Excerpt from a dataset:

=====

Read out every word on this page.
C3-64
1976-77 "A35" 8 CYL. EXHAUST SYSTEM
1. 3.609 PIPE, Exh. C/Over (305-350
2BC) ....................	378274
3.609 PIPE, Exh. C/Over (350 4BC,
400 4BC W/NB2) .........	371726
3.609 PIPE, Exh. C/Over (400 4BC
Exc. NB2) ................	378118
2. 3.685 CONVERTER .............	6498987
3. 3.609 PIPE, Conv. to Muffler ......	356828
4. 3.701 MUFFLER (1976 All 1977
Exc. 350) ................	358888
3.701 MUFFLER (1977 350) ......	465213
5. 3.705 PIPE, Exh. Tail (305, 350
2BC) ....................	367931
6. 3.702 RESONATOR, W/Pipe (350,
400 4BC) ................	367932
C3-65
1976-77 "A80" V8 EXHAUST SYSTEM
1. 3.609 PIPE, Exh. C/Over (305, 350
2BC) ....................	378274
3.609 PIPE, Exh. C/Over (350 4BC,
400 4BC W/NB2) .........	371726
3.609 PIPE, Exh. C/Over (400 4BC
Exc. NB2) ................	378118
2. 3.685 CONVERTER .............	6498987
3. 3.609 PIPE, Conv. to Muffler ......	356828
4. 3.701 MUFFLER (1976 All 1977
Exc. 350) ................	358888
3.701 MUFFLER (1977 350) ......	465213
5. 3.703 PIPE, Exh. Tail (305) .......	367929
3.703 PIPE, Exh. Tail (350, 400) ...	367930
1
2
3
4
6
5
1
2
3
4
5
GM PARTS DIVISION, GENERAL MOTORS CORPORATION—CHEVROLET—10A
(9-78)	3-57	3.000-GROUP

=====

### WHAT YOU ARE ASKED TO DO
Provide an exact reproduction of all the entries shown above.

### CORRECT ANSWER
Read out every word on this page.
C3-64
1976-77 "A35" 8 CYL. EXHAUST SYSTEM
1. 3.609 PIPE, Exh. C/Over (305-350
2BC) ....................	378274
3.609 PIPE, Exh. C/Over (350 4BC,
400 4BC W/NB2) .........	371726
3.609 PIPE, Exh. C/Over (400 4BC
Exc. NB2) ................	378118
2. 3.685 CONVERTER .............	6498987
3. 3.609 PIPE, Conv. to Muffler ......	356828
4. 3.701 MUFFLER (1976 All 1977
Exc. 350) ................	358888
3.701 MUFFLER (1977 350) ......	465213
5. 3.705 PIPE, Exh. Tail (305, 350
2BC) ....................	367931
6. 3.702 RESONATOR, W/Pipe (350,
400 4BC) ................	367932
C3-65
1976-77 "A80" V8 EXHAUST SYSTEM
1. 3.609 PIPE, Exh. C/Over (305, 350
2BC) ....................	378274
3.609 PIPE, Exh. C/Over (350 4BC,
400 4BC W/NB2) .........	371726
3.609 PIPE, Exh. C/Over (400 4BC
Exc. NB2) ................	378118
2. 3.685 CONVERTER .............	6498987
3. 3.609 PIPE, Conv. to Muffler ......	356828
4. 3.701 MUFFLER (1976 All 1977
Exc. 350) ................	358888
3.701 MUFFLER (1977 350) ......	465213
5. 3.703 PIPE, Exh. Tail (305) .......	367929
3.703 PIPE, Exh. Tail (350, 400) ...	367930
1
2
3
4
6
5
1
2
3
4
5
GM PARTS DIVISION, GENERAL MOTORS CORPORATION—CHEVROLET—10A
(9-78)	3-57	3.000-GROUP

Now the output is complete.